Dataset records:
----

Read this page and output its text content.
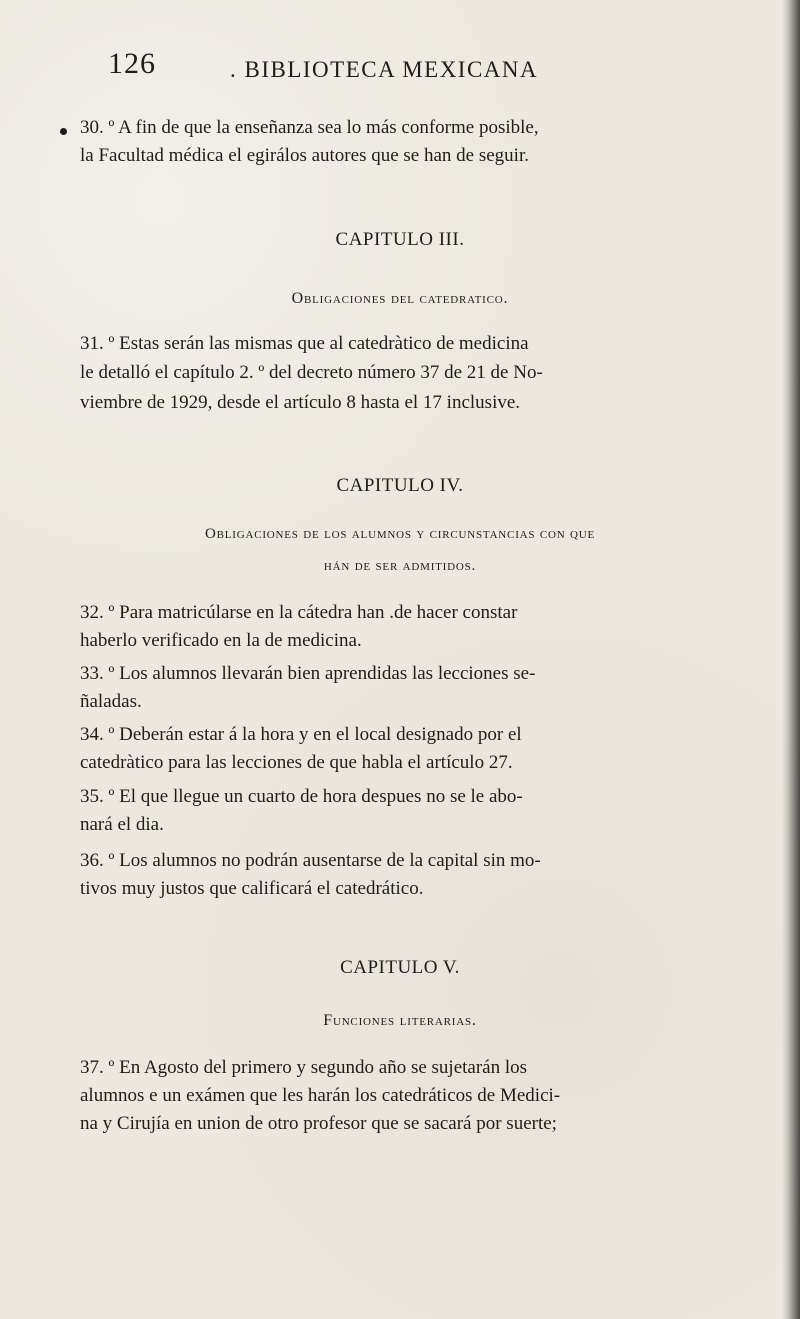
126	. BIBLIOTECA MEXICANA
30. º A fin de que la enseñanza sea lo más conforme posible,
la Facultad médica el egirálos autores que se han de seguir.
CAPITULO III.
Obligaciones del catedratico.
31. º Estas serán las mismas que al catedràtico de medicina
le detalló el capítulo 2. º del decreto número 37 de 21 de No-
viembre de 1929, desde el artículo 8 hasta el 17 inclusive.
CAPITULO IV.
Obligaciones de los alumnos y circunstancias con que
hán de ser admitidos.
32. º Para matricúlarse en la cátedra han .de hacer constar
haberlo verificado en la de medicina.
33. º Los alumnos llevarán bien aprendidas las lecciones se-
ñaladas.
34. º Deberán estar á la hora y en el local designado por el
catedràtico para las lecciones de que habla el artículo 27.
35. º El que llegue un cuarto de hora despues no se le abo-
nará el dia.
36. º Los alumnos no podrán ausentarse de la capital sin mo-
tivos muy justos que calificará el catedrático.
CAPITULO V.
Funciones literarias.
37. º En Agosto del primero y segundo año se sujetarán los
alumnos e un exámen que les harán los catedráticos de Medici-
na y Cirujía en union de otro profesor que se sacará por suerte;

----

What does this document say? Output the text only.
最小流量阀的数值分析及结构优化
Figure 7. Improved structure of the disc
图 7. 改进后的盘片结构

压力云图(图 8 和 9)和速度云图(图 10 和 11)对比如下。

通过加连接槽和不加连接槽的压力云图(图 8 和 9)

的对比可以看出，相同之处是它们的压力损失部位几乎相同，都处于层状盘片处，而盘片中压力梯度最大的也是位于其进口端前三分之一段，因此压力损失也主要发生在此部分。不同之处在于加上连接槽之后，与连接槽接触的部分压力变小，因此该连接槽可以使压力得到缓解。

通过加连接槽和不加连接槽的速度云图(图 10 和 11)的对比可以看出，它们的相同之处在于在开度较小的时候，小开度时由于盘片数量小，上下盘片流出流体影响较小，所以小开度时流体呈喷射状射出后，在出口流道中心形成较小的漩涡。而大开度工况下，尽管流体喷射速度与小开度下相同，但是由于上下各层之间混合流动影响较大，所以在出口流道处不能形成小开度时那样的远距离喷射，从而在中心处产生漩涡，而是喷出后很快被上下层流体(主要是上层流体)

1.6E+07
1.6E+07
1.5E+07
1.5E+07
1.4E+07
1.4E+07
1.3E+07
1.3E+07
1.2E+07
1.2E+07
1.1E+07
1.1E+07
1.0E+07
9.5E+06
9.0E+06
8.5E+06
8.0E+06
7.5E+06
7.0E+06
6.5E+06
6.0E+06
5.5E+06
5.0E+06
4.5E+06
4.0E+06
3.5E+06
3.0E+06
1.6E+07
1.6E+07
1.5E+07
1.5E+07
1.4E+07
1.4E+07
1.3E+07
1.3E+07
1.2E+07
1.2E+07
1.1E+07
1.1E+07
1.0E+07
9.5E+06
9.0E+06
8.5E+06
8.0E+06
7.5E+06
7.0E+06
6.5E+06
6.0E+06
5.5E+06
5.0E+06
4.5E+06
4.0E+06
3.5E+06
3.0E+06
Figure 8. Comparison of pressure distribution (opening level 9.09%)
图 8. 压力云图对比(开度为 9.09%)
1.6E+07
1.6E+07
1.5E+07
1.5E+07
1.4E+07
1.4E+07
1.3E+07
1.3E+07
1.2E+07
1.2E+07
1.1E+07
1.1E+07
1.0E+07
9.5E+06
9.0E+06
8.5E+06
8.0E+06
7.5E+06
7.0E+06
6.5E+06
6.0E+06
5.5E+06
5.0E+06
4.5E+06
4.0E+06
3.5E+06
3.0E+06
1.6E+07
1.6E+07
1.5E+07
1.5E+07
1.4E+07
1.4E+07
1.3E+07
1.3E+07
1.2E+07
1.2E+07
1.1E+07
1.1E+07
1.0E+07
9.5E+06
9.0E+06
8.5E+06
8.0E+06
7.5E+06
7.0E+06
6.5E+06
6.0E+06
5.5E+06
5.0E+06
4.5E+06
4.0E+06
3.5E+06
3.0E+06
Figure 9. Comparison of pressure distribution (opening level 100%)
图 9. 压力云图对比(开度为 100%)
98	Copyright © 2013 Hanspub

----

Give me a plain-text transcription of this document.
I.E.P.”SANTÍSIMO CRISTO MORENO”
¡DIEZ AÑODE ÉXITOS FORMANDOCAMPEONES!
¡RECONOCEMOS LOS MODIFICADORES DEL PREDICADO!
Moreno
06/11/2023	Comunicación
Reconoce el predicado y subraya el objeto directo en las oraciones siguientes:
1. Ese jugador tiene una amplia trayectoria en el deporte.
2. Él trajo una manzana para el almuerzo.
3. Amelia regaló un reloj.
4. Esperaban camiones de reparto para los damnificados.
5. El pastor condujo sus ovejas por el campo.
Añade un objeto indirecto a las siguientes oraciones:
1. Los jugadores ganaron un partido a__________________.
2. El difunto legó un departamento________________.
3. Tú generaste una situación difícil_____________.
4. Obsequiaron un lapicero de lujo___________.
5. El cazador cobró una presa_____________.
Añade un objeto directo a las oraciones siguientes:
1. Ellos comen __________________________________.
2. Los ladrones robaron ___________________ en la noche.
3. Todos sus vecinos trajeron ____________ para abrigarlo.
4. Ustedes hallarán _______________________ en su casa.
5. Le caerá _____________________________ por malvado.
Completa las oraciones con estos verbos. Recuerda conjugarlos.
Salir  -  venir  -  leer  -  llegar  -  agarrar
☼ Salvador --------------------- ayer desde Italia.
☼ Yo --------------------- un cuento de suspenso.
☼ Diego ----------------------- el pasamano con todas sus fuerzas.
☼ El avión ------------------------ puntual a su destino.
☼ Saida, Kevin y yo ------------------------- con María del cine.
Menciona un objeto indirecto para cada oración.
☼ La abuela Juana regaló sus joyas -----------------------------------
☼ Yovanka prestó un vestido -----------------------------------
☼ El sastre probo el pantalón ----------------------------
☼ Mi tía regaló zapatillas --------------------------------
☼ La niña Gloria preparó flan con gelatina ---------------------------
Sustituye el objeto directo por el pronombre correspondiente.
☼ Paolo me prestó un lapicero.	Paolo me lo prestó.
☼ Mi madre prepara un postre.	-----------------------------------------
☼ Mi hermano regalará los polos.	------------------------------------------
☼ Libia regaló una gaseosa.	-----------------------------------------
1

----

▶ AIM OF THE EXERCISE:
Find the string "的对比可以看出" in the listing and return every line that holds it.

▶ THE COMPLETED TASK:
的对比可以看出，相同之处是它们的压力损失部位几乎相同，都处于层状盘片处，而盘片中压力梯度最大的也是位于其进口端前三分之一段，因此压力损失也主要发生在此部分。不同之处在于加上连接槽之后，与连接槽接触的部分压力变小，因此该连接槽可以使压力得到缓解。
通过加连接槽和不加连接槽的速度云图(图 10 和 11)的对比可以看出，它们的相同之处在于在开度较小的时候，小开度时由于盘片数量小，上下盘片流出流体影响较小，所以小开度时流体呈喷射状射出后，在出口流道中心形成较小的漩涡。而大开度工况下，尽管流体喷射速度与小开度下相同，但是由于上下各层之间混合流动影响较大，所以在出口流道处不能形成小开度时那样的远距离喷射，从而在中心处产生漩涡，而是喷出后很快被上下层流体(主要是上层流体)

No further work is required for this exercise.